:: 所给文本 ::

给定一个包含 n 个整数的数组 nums,判断 nums 中是否存在三个元素 a ,b ,c ,使得 a + b + c = 0 ?请找出所有和为 0 且 不重复 的三元组。
示例 1:
输入:nums = [-1,0,1,2,-1,-4]
输出:[[-1,-1,2],[-1,0,1]]
示例 2:
输入:nums = []
输出:[]
示例 3:
输入:nums = [0]
输出:[]
提示:
0 <= nums.length <= 3000
-105 <= nums[i] <= 105
这个题很简单的用双指针就行,把mid,rear当做双指针,依次遍历front,刚开始我比较贪心,想用一个while循环遍历一遍结束,但是发现在大数组的时候会超时,后来还是妥协,用一个for循环一个while循环来做。
正确答案:
class Solution {
public:
vector<vector<int>> threeSum(vector<int>& nums) {
if (nums.size() < 3) return {};
vector<vector<int>> res;
sort(nums.begin(), nums.end());
for (int i = 0; i < nums.size() - 2; i++) {
if (i > 0 && nums[i] == nums[i - 1]) continue;
int target = - nums[i];
int left = i + 1, right = nums.size() - 1;
while (left < right) {
int sum = nums[left] + nums[right];
if (sum == target) {
res.push_back({nums[i], nums[left], nums[right]});
while (left < right && nums[left] == nums[++left]);
while (left < right && nums[right] == nums[--right]);
} else if (sum < target) {
left++;
} else {
right--;
}
}
}
return res;
}
};
超时答案:
class Solution {
public:
vector<vector<int>> threeSum(vector<int>& nums) {
vector<vector<int>> res;
if(nums.size() < 3)

:::

**任务要求**
在上面的三数之和题解中,找出"正确答案:"那段代码里用 int 声明的全部变量名。

:: 所给条目 ::

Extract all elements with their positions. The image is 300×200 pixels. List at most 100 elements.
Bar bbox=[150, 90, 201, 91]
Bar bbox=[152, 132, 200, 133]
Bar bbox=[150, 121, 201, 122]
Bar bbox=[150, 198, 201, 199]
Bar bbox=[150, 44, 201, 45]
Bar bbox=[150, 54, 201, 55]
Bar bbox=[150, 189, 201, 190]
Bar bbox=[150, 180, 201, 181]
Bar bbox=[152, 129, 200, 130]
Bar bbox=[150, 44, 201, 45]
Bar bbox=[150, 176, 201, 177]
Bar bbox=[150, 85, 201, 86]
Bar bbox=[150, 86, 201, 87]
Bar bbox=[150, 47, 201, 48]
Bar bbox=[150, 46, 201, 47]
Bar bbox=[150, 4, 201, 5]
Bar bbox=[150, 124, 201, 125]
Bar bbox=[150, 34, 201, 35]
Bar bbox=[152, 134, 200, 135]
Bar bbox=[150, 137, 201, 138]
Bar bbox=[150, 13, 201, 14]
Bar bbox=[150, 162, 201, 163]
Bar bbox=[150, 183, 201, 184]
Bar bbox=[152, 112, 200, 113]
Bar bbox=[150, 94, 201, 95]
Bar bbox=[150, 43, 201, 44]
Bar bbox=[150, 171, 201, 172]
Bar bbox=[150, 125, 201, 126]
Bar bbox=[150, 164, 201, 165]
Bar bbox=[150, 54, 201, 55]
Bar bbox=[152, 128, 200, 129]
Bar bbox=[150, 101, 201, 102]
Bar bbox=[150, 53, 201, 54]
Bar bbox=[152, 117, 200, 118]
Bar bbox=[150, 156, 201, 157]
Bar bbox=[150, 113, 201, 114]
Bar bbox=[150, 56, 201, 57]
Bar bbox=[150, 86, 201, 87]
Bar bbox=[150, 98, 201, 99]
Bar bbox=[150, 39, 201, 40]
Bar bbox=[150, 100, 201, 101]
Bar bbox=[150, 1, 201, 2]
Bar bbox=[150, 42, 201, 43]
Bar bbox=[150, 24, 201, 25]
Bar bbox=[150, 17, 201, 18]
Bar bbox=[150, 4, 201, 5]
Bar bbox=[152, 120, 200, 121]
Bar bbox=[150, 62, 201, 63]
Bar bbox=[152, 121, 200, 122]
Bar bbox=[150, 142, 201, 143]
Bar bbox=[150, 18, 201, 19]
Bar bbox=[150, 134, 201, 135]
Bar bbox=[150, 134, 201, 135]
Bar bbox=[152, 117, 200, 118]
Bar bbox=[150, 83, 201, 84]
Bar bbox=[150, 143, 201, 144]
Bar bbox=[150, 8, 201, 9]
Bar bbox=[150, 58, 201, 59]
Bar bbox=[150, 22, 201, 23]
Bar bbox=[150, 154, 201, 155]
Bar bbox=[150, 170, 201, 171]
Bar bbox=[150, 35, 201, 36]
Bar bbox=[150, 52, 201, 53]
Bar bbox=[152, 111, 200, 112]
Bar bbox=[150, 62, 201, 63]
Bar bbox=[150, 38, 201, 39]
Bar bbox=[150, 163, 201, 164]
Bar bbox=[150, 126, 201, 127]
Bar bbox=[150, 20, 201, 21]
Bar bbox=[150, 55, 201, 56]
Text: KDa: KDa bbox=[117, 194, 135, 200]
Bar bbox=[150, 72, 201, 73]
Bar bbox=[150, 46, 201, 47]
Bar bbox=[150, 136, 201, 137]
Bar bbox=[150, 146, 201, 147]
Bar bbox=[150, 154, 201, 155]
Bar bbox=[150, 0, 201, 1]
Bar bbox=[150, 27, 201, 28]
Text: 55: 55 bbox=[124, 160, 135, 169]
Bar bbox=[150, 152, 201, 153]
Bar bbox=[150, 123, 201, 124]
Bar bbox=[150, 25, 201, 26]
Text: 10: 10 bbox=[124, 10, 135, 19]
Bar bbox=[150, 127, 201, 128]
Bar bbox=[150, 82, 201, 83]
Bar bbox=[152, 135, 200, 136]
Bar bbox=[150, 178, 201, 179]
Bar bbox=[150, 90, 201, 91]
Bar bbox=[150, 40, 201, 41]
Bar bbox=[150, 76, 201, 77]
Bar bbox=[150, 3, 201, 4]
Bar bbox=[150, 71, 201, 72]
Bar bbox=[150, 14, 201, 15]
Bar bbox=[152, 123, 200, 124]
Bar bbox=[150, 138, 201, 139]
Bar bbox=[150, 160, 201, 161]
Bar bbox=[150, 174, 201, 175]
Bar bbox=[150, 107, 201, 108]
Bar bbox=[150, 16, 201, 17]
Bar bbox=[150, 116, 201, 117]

:::

**任务结果**
i、target、left、right、sum